● Aim: Copy each line of the records that contains the word "image".
** START OF Records provided **
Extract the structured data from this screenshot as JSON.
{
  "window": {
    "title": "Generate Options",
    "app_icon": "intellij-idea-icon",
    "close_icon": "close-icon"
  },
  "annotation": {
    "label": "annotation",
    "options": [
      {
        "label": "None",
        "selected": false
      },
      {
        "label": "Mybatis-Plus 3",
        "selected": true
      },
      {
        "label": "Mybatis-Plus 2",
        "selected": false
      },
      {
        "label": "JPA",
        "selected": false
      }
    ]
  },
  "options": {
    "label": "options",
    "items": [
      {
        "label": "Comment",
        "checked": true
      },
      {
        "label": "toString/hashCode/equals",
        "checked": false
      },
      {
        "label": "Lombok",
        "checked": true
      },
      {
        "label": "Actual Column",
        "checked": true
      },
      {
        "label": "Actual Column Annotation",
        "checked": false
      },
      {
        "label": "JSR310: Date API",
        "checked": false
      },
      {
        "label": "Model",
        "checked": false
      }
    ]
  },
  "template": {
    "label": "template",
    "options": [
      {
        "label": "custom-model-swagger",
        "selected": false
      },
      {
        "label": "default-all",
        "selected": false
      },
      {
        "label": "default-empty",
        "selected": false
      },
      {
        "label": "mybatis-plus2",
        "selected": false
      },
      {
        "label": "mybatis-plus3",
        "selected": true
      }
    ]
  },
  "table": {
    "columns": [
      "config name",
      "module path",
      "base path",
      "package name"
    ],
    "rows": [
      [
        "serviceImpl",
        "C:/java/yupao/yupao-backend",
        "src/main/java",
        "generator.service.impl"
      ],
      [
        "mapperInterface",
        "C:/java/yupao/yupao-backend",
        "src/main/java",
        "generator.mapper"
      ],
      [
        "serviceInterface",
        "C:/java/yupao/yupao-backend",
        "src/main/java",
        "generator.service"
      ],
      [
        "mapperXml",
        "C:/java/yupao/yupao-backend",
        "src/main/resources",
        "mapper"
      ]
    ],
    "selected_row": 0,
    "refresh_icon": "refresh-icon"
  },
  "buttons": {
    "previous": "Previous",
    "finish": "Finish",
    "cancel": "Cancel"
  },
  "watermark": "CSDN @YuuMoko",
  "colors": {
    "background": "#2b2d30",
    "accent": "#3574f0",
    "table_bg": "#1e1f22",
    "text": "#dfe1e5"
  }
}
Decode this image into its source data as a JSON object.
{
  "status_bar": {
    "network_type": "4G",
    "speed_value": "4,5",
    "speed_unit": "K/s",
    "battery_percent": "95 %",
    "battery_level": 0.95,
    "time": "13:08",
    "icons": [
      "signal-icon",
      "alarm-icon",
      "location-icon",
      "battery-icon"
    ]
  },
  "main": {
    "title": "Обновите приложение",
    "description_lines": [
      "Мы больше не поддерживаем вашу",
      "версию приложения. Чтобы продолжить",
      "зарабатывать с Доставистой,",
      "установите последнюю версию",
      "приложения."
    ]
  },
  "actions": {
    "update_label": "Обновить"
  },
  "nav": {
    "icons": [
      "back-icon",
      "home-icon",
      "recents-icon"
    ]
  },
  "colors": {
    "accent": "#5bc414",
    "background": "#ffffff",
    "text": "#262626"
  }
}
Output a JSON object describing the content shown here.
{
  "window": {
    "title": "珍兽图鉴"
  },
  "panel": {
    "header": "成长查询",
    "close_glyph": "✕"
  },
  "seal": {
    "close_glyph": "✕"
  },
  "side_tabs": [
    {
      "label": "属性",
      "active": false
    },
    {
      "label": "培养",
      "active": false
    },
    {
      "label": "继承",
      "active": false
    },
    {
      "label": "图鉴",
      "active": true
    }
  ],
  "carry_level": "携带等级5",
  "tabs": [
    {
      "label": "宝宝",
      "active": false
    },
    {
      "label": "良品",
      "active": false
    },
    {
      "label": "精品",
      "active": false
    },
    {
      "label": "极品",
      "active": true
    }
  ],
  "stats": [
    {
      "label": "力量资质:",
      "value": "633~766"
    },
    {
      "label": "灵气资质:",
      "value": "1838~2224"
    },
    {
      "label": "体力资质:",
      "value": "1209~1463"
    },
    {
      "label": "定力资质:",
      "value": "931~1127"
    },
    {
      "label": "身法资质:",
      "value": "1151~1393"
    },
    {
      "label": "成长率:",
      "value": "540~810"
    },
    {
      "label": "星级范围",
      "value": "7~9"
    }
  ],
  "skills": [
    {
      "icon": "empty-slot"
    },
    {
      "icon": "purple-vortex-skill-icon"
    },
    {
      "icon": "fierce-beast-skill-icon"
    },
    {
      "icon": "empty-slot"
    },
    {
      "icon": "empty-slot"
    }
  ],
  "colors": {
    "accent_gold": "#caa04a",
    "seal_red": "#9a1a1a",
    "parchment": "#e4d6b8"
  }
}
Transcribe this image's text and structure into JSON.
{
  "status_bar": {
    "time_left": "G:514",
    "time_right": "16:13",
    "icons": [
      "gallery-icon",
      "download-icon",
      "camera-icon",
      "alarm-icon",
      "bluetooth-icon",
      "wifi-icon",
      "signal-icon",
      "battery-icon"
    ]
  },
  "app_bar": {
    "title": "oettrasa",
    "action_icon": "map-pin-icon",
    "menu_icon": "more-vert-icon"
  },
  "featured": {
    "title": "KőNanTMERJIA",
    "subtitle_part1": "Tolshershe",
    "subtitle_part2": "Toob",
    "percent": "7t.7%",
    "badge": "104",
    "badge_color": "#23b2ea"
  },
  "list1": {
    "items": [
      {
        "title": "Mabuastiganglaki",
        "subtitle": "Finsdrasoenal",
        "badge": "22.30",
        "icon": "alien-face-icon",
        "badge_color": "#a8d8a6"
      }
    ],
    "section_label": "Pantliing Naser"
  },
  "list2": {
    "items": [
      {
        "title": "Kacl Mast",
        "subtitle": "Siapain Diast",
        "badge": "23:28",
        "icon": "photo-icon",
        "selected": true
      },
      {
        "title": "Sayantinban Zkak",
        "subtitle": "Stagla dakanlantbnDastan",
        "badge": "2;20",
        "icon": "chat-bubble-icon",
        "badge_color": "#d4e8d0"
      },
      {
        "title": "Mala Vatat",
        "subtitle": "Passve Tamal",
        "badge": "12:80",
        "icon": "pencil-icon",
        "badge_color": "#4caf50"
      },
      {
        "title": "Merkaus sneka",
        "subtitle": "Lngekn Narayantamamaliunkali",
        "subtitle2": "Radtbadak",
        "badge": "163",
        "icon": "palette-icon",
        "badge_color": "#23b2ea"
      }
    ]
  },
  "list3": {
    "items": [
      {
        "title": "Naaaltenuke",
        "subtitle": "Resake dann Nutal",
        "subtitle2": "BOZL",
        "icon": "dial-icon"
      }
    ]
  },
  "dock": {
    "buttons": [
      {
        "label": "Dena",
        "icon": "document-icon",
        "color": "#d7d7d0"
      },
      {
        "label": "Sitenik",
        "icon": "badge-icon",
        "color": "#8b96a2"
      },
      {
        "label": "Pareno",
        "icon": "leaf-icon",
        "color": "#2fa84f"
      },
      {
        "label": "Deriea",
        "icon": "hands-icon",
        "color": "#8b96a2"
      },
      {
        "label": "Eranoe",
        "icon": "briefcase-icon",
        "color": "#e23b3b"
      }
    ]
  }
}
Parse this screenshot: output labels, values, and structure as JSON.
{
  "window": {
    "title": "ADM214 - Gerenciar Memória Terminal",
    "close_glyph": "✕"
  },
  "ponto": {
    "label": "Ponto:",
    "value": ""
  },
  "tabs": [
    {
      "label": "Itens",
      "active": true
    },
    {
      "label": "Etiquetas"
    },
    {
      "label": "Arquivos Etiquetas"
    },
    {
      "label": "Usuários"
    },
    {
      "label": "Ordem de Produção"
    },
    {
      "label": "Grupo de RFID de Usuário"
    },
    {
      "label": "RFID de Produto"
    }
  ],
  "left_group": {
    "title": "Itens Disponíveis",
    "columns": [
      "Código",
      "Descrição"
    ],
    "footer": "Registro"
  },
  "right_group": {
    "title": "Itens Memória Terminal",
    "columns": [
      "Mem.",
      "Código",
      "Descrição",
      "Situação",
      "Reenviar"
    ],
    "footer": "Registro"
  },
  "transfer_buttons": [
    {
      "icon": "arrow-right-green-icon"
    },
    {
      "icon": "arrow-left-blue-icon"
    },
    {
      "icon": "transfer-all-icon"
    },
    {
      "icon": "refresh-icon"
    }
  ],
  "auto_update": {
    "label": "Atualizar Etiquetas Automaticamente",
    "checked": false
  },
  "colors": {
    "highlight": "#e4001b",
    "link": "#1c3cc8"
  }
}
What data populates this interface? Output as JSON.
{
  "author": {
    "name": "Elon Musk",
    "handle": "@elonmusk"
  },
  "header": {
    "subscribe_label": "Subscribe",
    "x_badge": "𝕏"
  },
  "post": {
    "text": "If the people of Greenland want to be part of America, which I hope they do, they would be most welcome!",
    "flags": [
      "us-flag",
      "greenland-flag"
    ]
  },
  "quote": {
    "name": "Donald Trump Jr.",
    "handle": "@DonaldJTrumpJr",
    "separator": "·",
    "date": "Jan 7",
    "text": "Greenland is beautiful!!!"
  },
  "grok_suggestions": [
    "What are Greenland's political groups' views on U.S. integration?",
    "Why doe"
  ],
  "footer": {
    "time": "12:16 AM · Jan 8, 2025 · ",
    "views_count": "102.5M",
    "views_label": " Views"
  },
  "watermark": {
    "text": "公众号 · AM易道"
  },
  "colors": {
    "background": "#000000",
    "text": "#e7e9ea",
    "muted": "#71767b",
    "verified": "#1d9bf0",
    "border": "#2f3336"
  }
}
** END OF Records provided **
● Output for this task:
Decode this image into its source data as a JSON object.
Transcribe this image's text and structure into JSON.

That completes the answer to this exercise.